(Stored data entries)
#####
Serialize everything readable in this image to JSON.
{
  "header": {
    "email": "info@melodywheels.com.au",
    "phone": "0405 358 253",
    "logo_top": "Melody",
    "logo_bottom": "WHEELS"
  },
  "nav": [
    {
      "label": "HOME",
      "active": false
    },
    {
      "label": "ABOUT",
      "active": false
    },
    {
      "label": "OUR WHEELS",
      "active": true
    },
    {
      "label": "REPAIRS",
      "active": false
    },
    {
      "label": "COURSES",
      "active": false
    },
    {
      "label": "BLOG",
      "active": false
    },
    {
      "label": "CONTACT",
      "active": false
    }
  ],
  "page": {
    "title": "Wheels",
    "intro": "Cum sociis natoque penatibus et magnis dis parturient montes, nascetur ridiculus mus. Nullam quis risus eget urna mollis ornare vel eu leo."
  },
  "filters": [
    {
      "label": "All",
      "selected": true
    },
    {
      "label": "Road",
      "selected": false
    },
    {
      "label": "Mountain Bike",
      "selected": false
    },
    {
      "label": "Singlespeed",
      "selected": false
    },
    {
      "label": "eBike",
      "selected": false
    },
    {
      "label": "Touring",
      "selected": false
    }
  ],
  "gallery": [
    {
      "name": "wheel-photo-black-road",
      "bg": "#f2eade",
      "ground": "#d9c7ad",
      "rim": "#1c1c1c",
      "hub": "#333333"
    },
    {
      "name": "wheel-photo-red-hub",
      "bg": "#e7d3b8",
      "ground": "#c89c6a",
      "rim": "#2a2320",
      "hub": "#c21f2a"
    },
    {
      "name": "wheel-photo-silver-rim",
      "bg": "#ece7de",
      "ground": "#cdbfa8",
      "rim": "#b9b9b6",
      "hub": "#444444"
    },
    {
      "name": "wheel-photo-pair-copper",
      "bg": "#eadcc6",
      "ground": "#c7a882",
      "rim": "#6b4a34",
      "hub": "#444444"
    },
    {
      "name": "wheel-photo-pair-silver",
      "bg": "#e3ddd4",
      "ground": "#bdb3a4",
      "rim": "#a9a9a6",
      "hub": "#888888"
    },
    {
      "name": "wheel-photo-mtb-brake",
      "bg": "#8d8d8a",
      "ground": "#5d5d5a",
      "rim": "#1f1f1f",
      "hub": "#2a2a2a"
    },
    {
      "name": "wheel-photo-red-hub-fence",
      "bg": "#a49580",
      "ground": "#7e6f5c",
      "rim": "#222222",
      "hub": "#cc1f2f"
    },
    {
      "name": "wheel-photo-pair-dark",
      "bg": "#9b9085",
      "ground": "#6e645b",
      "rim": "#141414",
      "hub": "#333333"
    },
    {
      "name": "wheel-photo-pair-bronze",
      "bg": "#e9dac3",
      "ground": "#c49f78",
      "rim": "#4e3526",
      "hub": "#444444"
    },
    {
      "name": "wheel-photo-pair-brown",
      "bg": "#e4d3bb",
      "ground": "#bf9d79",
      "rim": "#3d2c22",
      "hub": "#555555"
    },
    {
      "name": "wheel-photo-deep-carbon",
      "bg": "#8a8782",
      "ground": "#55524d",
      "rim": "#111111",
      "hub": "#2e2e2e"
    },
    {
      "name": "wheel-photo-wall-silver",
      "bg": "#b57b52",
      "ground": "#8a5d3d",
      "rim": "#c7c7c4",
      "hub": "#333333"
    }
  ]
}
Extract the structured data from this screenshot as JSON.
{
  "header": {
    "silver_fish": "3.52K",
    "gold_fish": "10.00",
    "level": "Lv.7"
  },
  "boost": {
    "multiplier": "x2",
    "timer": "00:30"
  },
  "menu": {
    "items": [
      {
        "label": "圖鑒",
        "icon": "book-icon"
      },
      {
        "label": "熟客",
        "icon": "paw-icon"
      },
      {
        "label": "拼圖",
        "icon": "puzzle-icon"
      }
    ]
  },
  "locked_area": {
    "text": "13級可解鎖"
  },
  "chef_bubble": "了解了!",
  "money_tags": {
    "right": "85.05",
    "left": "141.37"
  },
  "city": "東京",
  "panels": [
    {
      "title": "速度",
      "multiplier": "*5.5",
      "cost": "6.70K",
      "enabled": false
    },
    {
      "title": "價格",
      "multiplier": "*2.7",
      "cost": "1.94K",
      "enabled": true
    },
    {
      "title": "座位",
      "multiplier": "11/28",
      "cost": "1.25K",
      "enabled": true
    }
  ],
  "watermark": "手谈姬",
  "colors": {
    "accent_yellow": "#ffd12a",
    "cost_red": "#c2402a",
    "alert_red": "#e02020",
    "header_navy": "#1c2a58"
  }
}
#####
### [AIM]
Retype all of the material, keeping each line exact.

### [SOLVED PROBLEM]
Serialize everything readable in this image to JSON.
{
  "header": {
    "email": "info@melodywheels.com.au",
    "phone": "0405 358 253",
    "logo_top": "Melody",
    "logo_bottom": "WHEELS"
  },
  "nav": [
    {
      "label": "HOME",
      "active": false
    },
    {
      "label": "ABOUT",
      "active": false
    },
    {
      "label": "OUR WHEELS",
      "active": true
    },
    {
      "label": "REPAIRS",
      "active": false
    },
    {
      "label": "COURSES",
      "active": false
    },
    {
      "label": "BLOG",
      "active": false
    },
    {
      "label": "CONTACT",
      "active": false
    }
  ],
  "page": {
    "title": "Wheels",
    "intro": "Cum sociis natoque penatibus et magnis dis parturient montes, nascetur ridiculus mus. Nullam quis risus eget urna mollis ornare vel eu leo."
  },
  "filters": [
    {
      "label": "All",
      "selected": true
    },
    {
      "label": "Road",
      "selected": false
    },
    {
      "label": "Mountain Bike",
      "selected": false
    },
    {
      "label": "Singlespeed",
      "selected": false
    },
    {
      "label": "eBike",
      "selected": false
    },
    {
      "label": "Touring",
      "selected": false
    }
  ],
  "gallery": [
    {
      "name": "wheel-photo-black-road",
      "bg": "#f2eade",
      "ground": "#d9c7ad",
      "rim": "#1c1c1c",
      "hub": "#333333"
    },
    {
      "name": "wheel-photo-red-hub",
      "bg": "#e7d3b8",
      "ground": "#c89c6a",
      "rim": "#2a2320",
      "hub": "#c21f2a"
    },
    {
      "name": "wheel-photo-silver-rim",
      "bg": "#ece7de",
      "ground": "#cdbfa8",
      "rim": "#b9b9b6",
      "hub": "#444444"
    },
    {
      "name": "wheel-photo-pair-copper",
      "bg": "#eadcc6",
      "ground": "#c7a882",
      "rim": "#6b4a34",
      "hub": "#444444"
    },
    {
      "name": "wheel-photo-pair-silver",
      "bg": "#e3ddd4",
      "ground": "#bdb3a4",
      "rim": "#a9a9a6",
      "hub": "#888888"
    },
    {
      "name": "wheel-photo-mtb-brake",
      "bg": "#8d8d8a",
      "ground": "#5d5d5a",
      "rim": "#1f1f1f",
      "hub": "#2a2a2a"
    },
    {
      "name": "wheel-photo-red-hub-fence",
      "bg": "#a49580",
      "ground": "#7e6f5c",
      "rim": "#222222",
      "hub": "#cc1f2f"
    },
    {
      "name": "wheel-photo-pair-dark",
      "bg": "#9b9085",
      "ground": "#6e645b",
      "rim": "#141414",
      "hub": "#333333"
    },
    {
      "name": "wheel-photo-pair-bronze",
      "bg": "#e9dac3",
      "ground": "#c49f78",
      "rim": "#4e3526",
      "hub": "#444444"
    },
    {
      "name": "wheel-photo-pair-brown",
      "bg": "#e4d3bb",
      "ground": "#bf9d79",
      "rim": "#3d2c22",
      "hub": "#555555"
    },
    {
      "name": "wheel-photo-deep-carbon",
      "bg": "#8a8782",
      "ground": "#55524d",
      "rim": "#111111",
      "hub": "#2e2e2e"
    },
    {
      "name": "wheel-photo-wall-silver",
      "bg": "#b57b52",
      "ground": "#8a5d3d",
      "rim": "#c7c7c4",
      "hub": "#333333"
    }
  ]
}
Extract the structured data from this screenshot as JSON.
{
  "header": {
    "silver_fish": "3.52K",
    "gold_fish": "10.00",
    "level": "Lv.7"
  },
  "boost": {
    "multiplier": "x2",
    "timer": "00:30"
  },
  "menu": {
    "items": [
      {
        "label": "圖鑒",
        "icon": "book-icon"
      },
      {
        "label": "熟客",
        "icon": "paw-icon"
      },
      {
        "label": "拼圖",
        "icon": "puzzle-icon"
      }
    ]
  },
  "locked_area": {
    "text": "13級可解鎖"
  },
  "chef_bubble": "了解了!",
  "money_tags": {
    "right": "85.05",
    "left": "141.37"
  },
  "city": "東京",
  "panels": [
    {
      "title": "速度",
      "multiplier": "*5.5",
      "cost": "6.70K",
      "enabled": false
    },
    {
      "title": "價格",
      "multiplier": "*2.7",
      "cost": "1.94K",
      "enabled": true
    },
    {
      "title": "座位",
      "multiplier": "11/28",
      "cost": "1.25K",
      "enabled": true
    }
  ],
  "watermark": "手谈姬",
  "colors": {
    "accent_yellow": "#ffd12a",
    "cost_red": "#c2402a",
    "alert_red": "#e02020",
    "header_navy": "#1c2a58"
  }
}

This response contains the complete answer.